What to produce:
Leave the pictures out, and retype all of the material exactly as written.

==== Data in this exercise ====

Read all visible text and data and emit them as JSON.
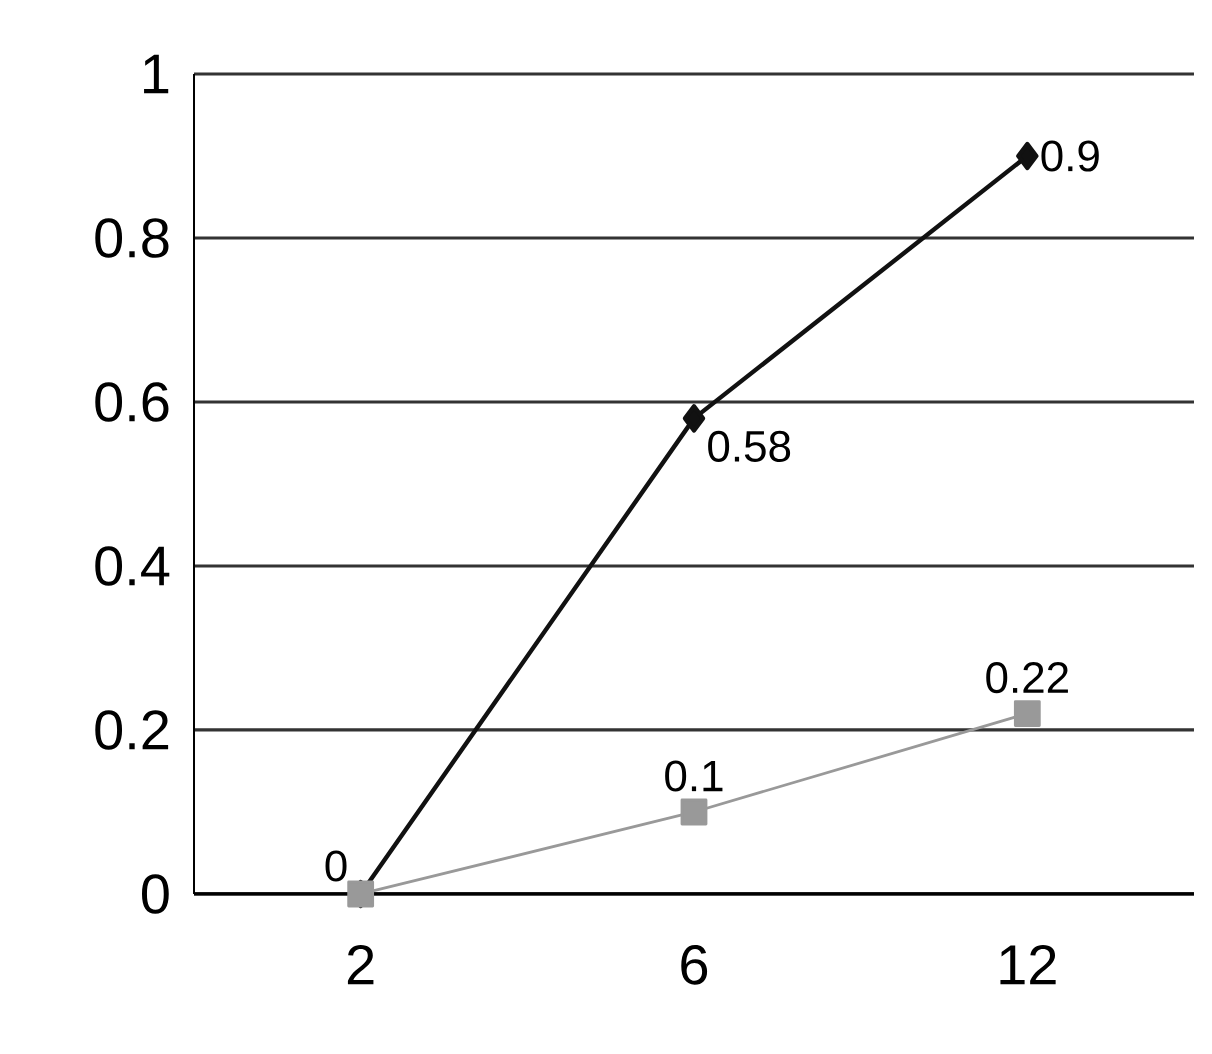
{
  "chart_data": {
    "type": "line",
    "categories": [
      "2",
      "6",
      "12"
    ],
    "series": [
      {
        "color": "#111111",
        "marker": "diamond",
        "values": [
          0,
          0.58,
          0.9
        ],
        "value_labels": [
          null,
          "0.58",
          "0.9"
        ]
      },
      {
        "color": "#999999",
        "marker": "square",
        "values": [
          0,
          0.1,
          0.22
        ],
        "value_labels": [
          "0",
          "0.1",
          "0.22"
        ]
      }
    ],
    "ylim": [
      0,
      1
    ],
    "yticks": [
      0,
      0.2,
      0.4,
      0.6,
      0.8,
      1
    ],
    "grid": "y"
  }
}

====

Answer to the exercise:
Read all visible text and data and emit them as JSON.
{
  "chart_data": {
    "type": "line",
    "categories": [
      "2",
      "6",
      "12"
    ],
    "series": [
      {
        "color": "#111111",
        "marker": "diamond",
        "values": [
          0,
          0.58,
          0.9
        ],
        "value_labels": [
          null,
          "0.58",
          "0.9"
        ]
      },
      {
        "color": "#999999",
        "marker": "square",
        "values": [
          0,
          0.1,
          0.22
        ],
        "value_labels": [
          "0",
          "0.1",
          "0.22"
        ]
      }
    ],
    "ylim": [
      0,
      1
    ],
    "yticks": [
      0,
      0.2,
      0.4,
      0.6,
      0.8,
      1
    ],
    "grid": "y"
  }
}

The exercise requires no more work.